◆ **Written problem**
Every entry below should be repeated exactly; the pictures should not.

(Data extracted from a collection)
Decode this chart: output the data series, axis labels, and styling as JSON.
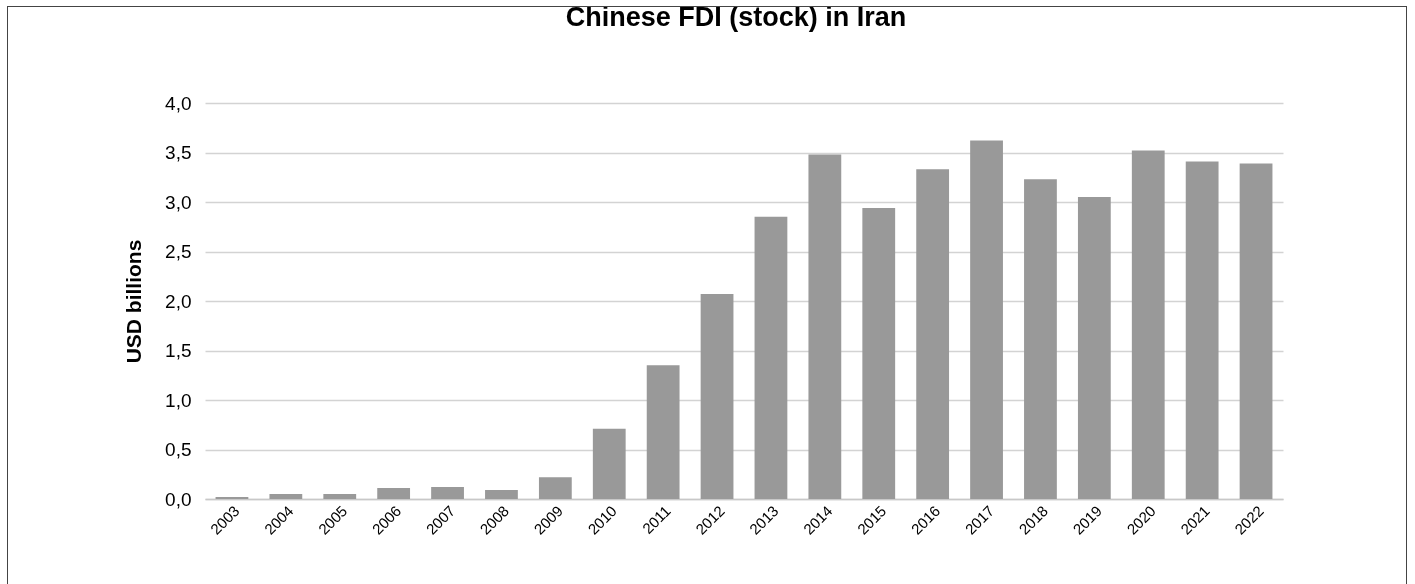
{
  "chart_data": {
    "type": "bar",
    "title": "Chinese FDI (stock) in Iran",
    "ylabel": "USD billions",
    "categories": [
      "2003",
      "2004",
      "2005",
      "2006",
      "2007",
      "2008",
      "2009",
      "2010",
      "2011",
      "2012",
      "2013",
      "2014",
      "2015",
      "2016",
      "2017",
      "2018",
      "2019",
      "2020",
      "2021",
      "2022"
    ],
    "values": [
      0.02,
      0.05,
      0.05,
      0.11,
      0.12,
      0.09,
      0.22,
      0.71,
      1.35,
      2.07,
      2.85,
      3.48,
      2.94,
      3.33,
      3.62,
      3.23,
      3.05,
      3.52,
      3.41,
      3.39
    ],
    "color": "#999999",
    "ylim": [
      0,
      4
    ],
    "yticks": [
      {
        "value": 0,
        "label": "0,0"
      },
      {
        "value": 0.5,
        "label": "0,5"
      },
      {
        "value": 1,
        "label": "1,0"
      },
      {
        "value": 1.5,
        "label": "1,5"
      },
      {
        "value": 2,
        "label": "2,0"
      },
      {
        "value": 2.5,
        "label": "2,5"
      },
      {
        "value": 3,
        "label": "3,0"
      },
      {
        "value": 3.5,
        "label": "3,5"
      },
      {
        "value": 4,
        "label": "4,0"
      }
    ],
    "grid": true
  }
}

◆ **Reply**
Decode this chart: output the data series, axis labels, and styling as JSON.
{
  "chart_data": {
    "type": "bar",
    "title": "Chinese FDI (stock) in Iran",
    "ylabel": "USD billions",
    "categories": [
      "2003",
      "2004",
      "2005",
      "2006",
      "2007",
      "2008",
      "2009",
      "2010",
      "2011",
      "2012",
      "2013",
      "2014",
      "2015",
      "2016",
      "2017",
      "2018",
      "2019",
      "2020",
      "2021",
      "2022"
    ],
    "values": [
      0.02,
      0.05,
      0.05,
      0.11,
      0.12,
      0.09,
      0.22,
      0.71,
      1.35,
      2.07,
      2.85,
      3.48,
      2.94,
      3.33,
      3.62,
      3.23,
      3.05,
      3.52,
      3.41,
      3.39
    ],
    "color": "#999999",
    "ylim": [
      0,
      4
    ],
    "yticks": [
      {
        "value": 0,
        "label": "0,0"
      },
      {
        "value": 0.5,
        "label": "0,5"
      },
      {
        "value": 1,
        "label": "1,0"
      },
      {
        "value": 1.5,
        "label": "1,5"
      },
      {
        "value": 2,
        "label": "2,0"
      },
      {
        "value": 2.5,
        "label": "2,5"
      },
      {
        "value": 3,
        "label": "3,0"
      },
      {
        "value": 3.5,
        "label": "3,5"
      },
      {
        "value": 4,
        "label": "4,0"
      }
    ],
    "grid": true
  }
}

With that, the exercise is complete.